*TASK GOAL*. Copy out the lines that have "design" in them.

*Dataset items*.
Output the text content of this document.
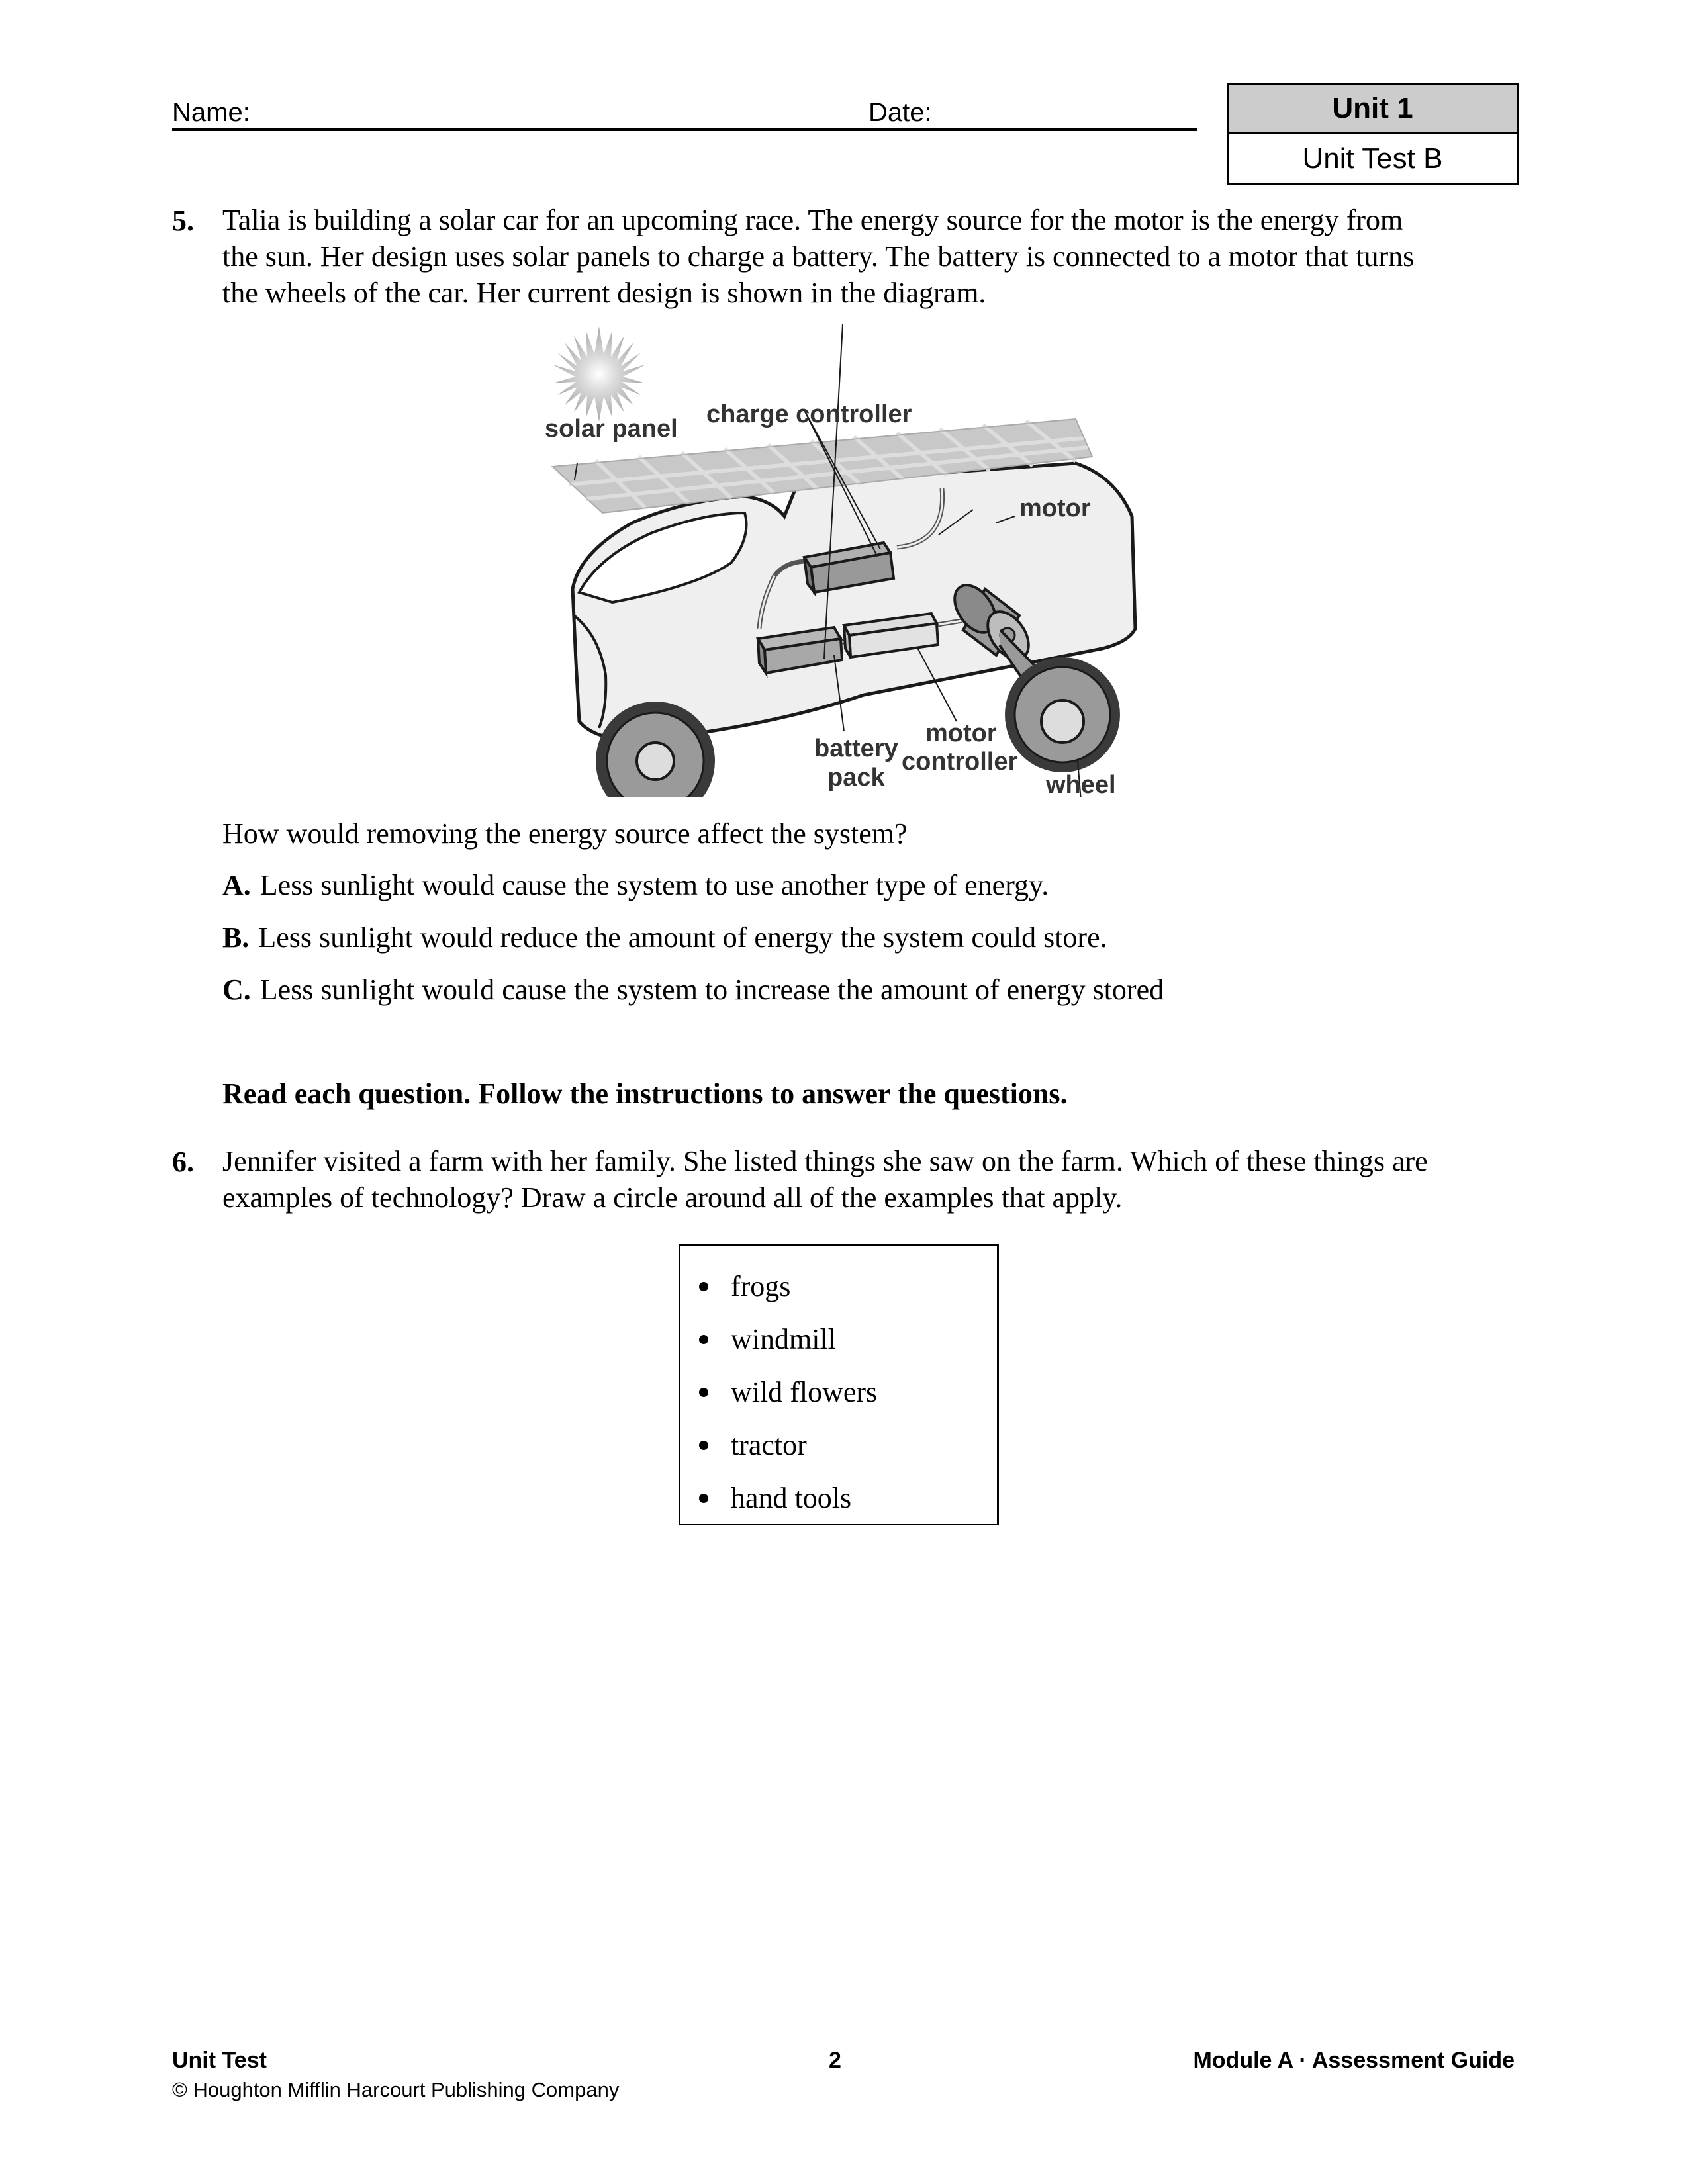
Name:	Date:	Unit 1
Unit Test B
5. Talia is building a solar car for an upcoming race. The energy source for the motor is the energy from
the sun. Her design uses solar panels to charge a battery. The battery is connected to a motor that turns
the wheels of the car. Her current design is shown in the diagram.
solar panel
charge controller
motor
battery
pack
motor
controller
wheel
How would removing the energy source affect the system?
A. Less sunlight would cause the system to use another type of energy.
B. Less sunlight would reduce the amount of energy the system could store.
C. Less sunlight would cause the system to increase the amount of energy stored
Read each question. Follow the instructions to answer the questions.
6. Jennifer visited a farm with her family. She listed things she saw on the farm. Which of these things are
examples of technology? Draw a circle around all of the examples that apply.
frogs
windmill
wild flowers
tractor
hand tools
Unit Test	2	Module A · Assessment Guide
© Houghton Mifflin Harcourt Publishing Company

*RESPONSE TO THE EXERCISE*.
the sun. Her design uses solar panels to charge a battery. The battery is connected to a motor that turns
the wheels of the car. Her current design is shown in the diagram.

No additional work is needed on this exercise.